WORK INSTRUCTIONS
Gather each line of the records where "document" appears.

RECORD SET

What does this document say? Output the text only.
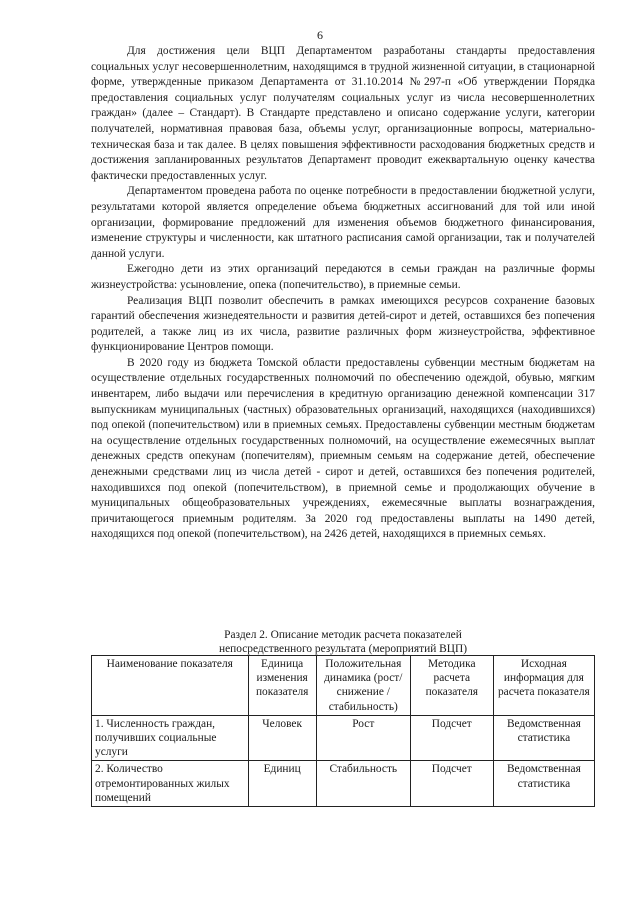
6

Для достижения цели ВЦП Департаментом разработаны стандарты предоставления социальных услуг несовершеннолетним, находящимся в трудной жизненной ситуации, в стационарной форме, утвержденные приказом Департамента от 31.10.2014 №297-п «Об утверждении Порядка предоставления социальных услуг получателям социальных услуг из числа несовершеннолетних граждан» (далее – Стандарт). В Стандарте представлено и описано содержание услуги, категории получателей, нормативная правовая база, объемы услуг, организационные вопросы, материально-техническая база и так далее. В целях повышения эффективности расходования бюджетных средств и достижения запланированных результатов Департамент проводит ежеквартальную оценку качества фактически предоставленных услуг.

Департаментом проведена работа по оценке потребности в предоставлении бюджетной услуги, результатами которой является определение объема бюджетных ассигнований для той или иной организации, формирование предложений для изменения объемов бюджетного финансирования, изменение структуры и численности, как штатного расписания самой организации, так и получателей данной услуги.

Ежегодно дети из этих организаций передаются в семьи граждан на различные формы жизнеустройства: усыновление, опека (попечительство), в приемные семьи.

Реализация ВЦП позволит обеспечить в рамках имеющихся ресурсов сохранение базовых гарантий обеспечения жизнедеятельности и развития детей-сирот и детей, оставшихся без попечения родителей, а также лиц из их числа, развитие различных форм жизнеустройства, эффективное функционирование Центров помощи.

В 2020 году из бюджета Томской области предоставлены субвенции местным бюджетам на осуществление отдельных государственных полномочий по обеспечению одеждой, обувью, мягким инвентарем, либо выдачи или перечисления в кредитную организацию денежной компенсации 317 выпускникам муниципальных (частных) образовательных организаций, находящихся (находившихся) под опекой (попечительством) или в приемных семьях. Предоставлены субвенции местным бюджетам на осуществление отдельных государственных полномочий, на осуществление ежемесячных выплат денежных средств опекунам (попечителям), приемным семьям на содержание детей, обеспечение денежными средствами лиц из числа детей - сирот и детей, оставшихся без попечения родителей, находившихся под опекой (попечительством), в приемной семье и продолжающих обучение в муниципальных общеобразовательных учреждениях, ежемесячные выплаты вознаграждения, причитающегося приемным родителям. За 2020 год предоставлены выплаты на 1490 детей, находящихся под опекой (попечительством), на 2426 детей, находящихся в приемных семьях.

Раздел 2. Описание методик расчета показателей
непосредственного результата (мероприятий ВЦП)
Наименование показателя	Единица изменения показателя	Положительная динамика (рост/снижение /стабильность)	Методика расчета показателя	Исходная информация для расчета показателя
1. Численность граждан, получивших социальные услуги	Человек	Рост	Подсчет	Ведомственная статистика
2. Количество отремонтированных жилых помещений	Единиц	Стабильность	Подсчет	Ведомственная статистика
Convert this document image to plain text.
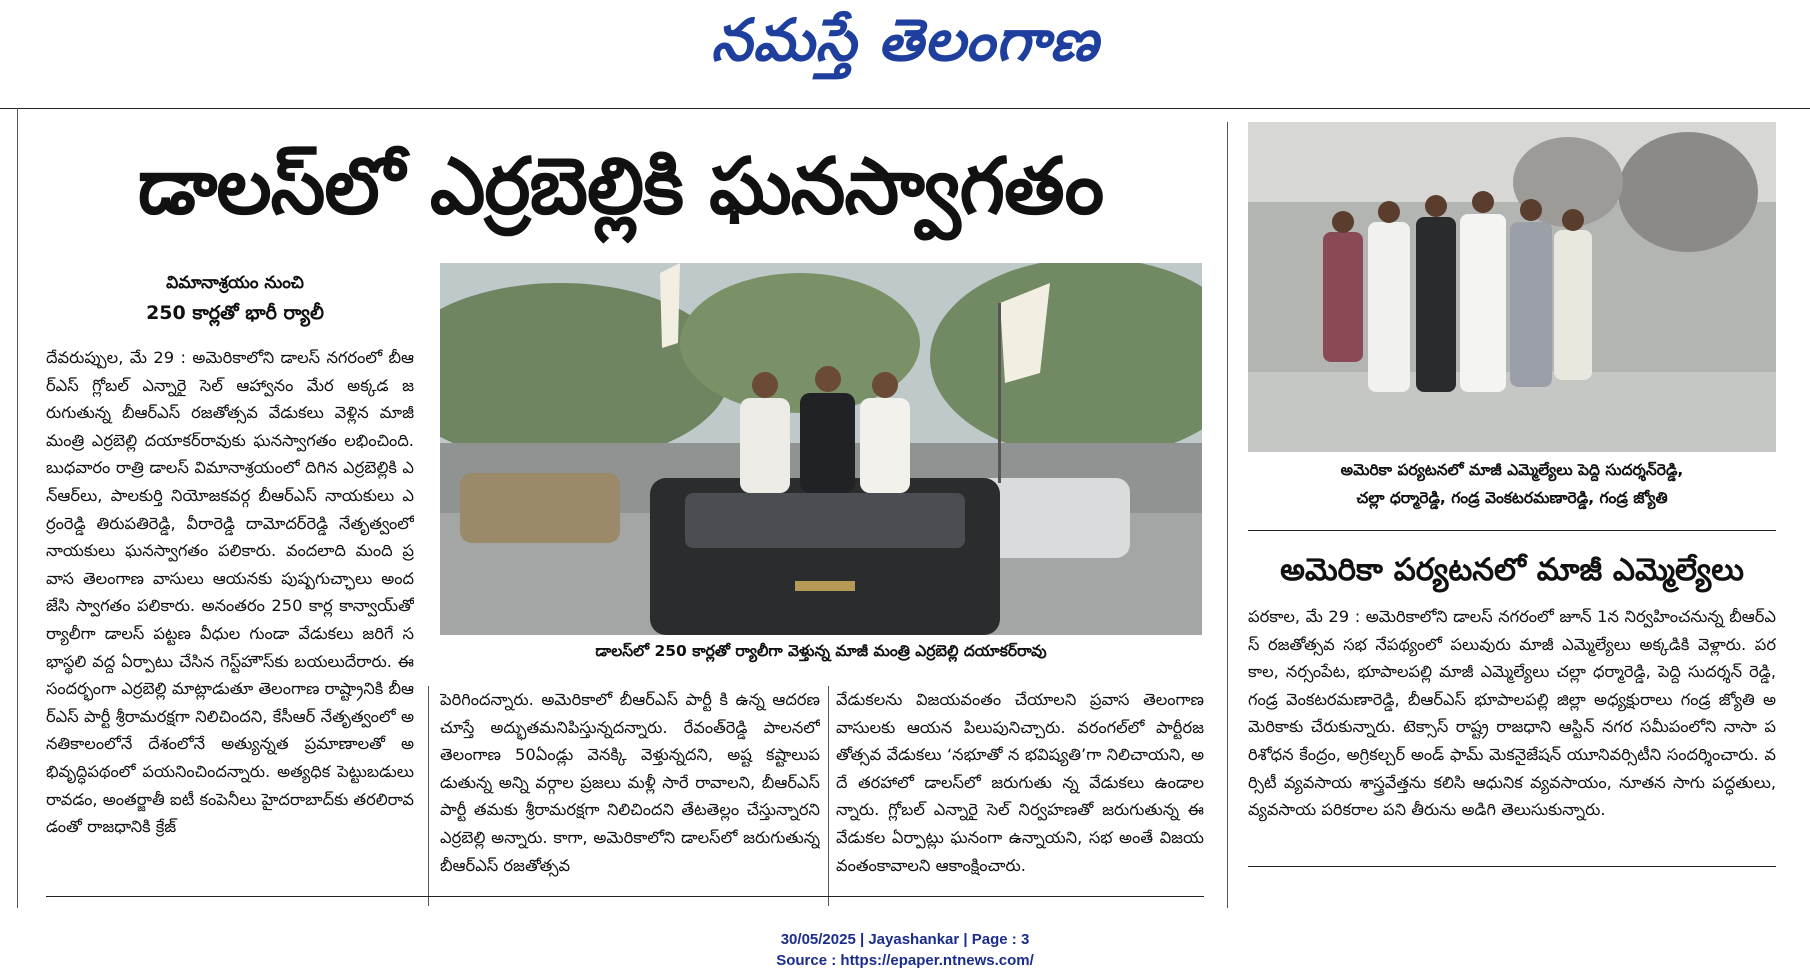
నమస్తే తెలంగాణ
డాలస్‌లో ఎర్రబెల్లికి ఘనస్వాగతం
విమానాశ్రయం నుంచి
250 కార్లతో భారీ ర్యాలీ
డాలస్‌లో 250 కార్లతో ర్యాలీగా వెళ్తున్న మాజీ మంత్రి ఎర్రబెల్లి దయాకర్‌రావు
దేవరుప్పుల, మే 29 : అమెరికాలోని డాలస్ నగరంలో బీఆర్‌ఎస్ గ్లోబల్ ఎన్నారై సెల్ ఆహ్వానం మేర అక్కడ జరుగుతున్న బీఆర్‌ఎస్ రజతోత్సవ వేడుకలు వెళ్లిన మాజీ మంత్రి ఎర్రబెల్లి దయాకర్‌రావుకు ఘనస్వాగతం లభించింది. బుధవారం రాత్రి డాలస్ విమానాశ్రయంలో దిగిన ఎర్రబెల్లికి ఎన్‌ఆర్‌లు, పాలకుర్తి నియోజకవర్గ బీఆర్‌ఎస్ నాయకులు ఎర్రంరెడ్డి తిరుపతిరెడ్డి, వీరారెడ్డి దామోదర్‌రెడ్డి నేతృత్వంలో నాయకులు ఘనస్వాగతం పలికారు. వందలాది మంది ప్రవాస తెలంగాణ వాసులు ఆయనకు పుష్పగుచ్ఛాలు అందజేసి స్వాగతం పలికారు. అనంతరం 250 కార్ల కాన్వాయ్‌తో ర్యాలీగా డాలస్ పట్టణ వీధుల గుండా వేడుకలు జరిగే సభాస్థలి వద్ద ఏర్పాటు చేసిన గెస్ట్‌హౌస్‌కు బయలుదేరారు. ఈ సందర్భంగా ఎర్రబెల్లి మాట్లాడుతూ తెలంగాణ రాష్ట్రానికి బీఆర్‌ఎస్ పార్టీ శ్రీరామరక్షగా నిలిచిందని, కేసీఆర్ నేతృత్వంలో అనతికాలంలోనే దేశంలోనే అత్యున్నత ప్రమాణాలతో అభివృద్ధిపథంలో పయనించిందన్నారు. అత్యధిక పెట్టుబడులు రావడం, అంతర్జాతీ ఐటీ కంపెనీలు హైదరాబాద్‌కు తరలిరావడంతో రాజధానికి క్రేజ్
పెరిగిందన్నారు. అమెరికాలో బీఆర్‌ఎస్ పార్టీ కి ఉన్న ఆదరణ చూస్తే అద్భుతమనిపిస్తున్నదన్నారు. రేవంత్‌రెడ్డి పాలనలో తెలంగాణ 50ఏండ్లు వెనక్కి వెళ్తున్నదని, అష్ట కష్టాలుపడుతున్న అన్ని వర్గాల ప్రజలు మళ్లీ సారే రావాలని, బీఆర్‌ఎస్ పార్టీ తమకు శ్రీరామరక్షగా నిలిచిందని తేటతెల్లం చేస్తున్నారని ఎర్రబెల్లి అన్నారు. కాగా, అమెరికాలోని డాలస్‌లో జరుగుతున్న బీఆర్‌ఎస్ రజతోత్సవ
వేడుకలను విజయవంతం చేయాలని ప్రవాస తెలంగాణ వాసులకు ఆయన పిలుపునిచ్చారు. వరంగల్‌లో పార్టీరజతోత్సవ వేడుకలు ‘నభూతో న భవిష్యతి’గా నిలిచాయని, అదే తరహాలో డాలస్‌లో జరుగుతు న్న వేడుకలు ఉండాలన్నారు. గ్లోబల్ ఎన్నారై సెల్ నిర్వహణతో జరుగుతున్న ఈ వేడుకల ఏర్పాట్లు ఘనంగా ఉన్నాయని, సభ అంతే విజయవంతంకావాలని ఆకాంక్షించారు.
అమెరికా పర్యటనలో మాజీ ఎమ్మెల్యేలు పెద్ది సుదర్శన్‌రెడ్డి,
చల్లా ధర్మారెడ్డి, గండ్ర వెంకటరమణారెడ్డి, గండ్ర జ్యోతి
అమెరికా పర్యటనలో మాజీ ఎమ్మెల్యేలు
పరకాల, మే 29 : అమెరికాలోని డాలస్ నగరంలో జూన్ 1న నిర్వహించనున్న బీఆర్‌ఎస్ రజతోత్సవ సభ నేపథ్యంలో పలువురు మాజీ ఎమ్మెల్యేలు అక్కడికి వెళ్లారు. పరకాల, నర్సంపేట, భూపాలపల్లి మాజీ ఎమ్మెల్యేలు చల్లా ధర్మారెడ్డి, పెద్ది సుదర్శన్ రెడ్డి, గండ్ర వెంకటరమణారెడ్డి, బీఆర్‌ఎస్ భూపాలపల్లి జిల్లా అధ్యక్షురాలు గండ్ర జ్యోతి అమెరికాకు చేరుకున్నారు. టెక్సాస్ రాష్ట్ర రాజధాని ఆస్టిన్ నగర సమీపంలోని నాసా పరిశోధన కేంద్రం, అగ్రికల్చర్ అండ్ ఫామ్ మెకనైజేషన్ యూనివర్సిటీని సందర్శించారు. వర్సిటీ వ్యవసాయ శాస్త్రవేత్తను కలిసి ఆధునిక వ్యవసాయం, నూతన సాగు పద్ధతులు, వ్యవసాయ పరికరాల పని తీరును అడిగి తెలుసుకున్నారు.
30/05/2025 | Jayashankar | Page : 3
Source : https://epaper.ntnews.com/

RESPONSE
What does this document say? Output the text only.
Convert this document image to plain text.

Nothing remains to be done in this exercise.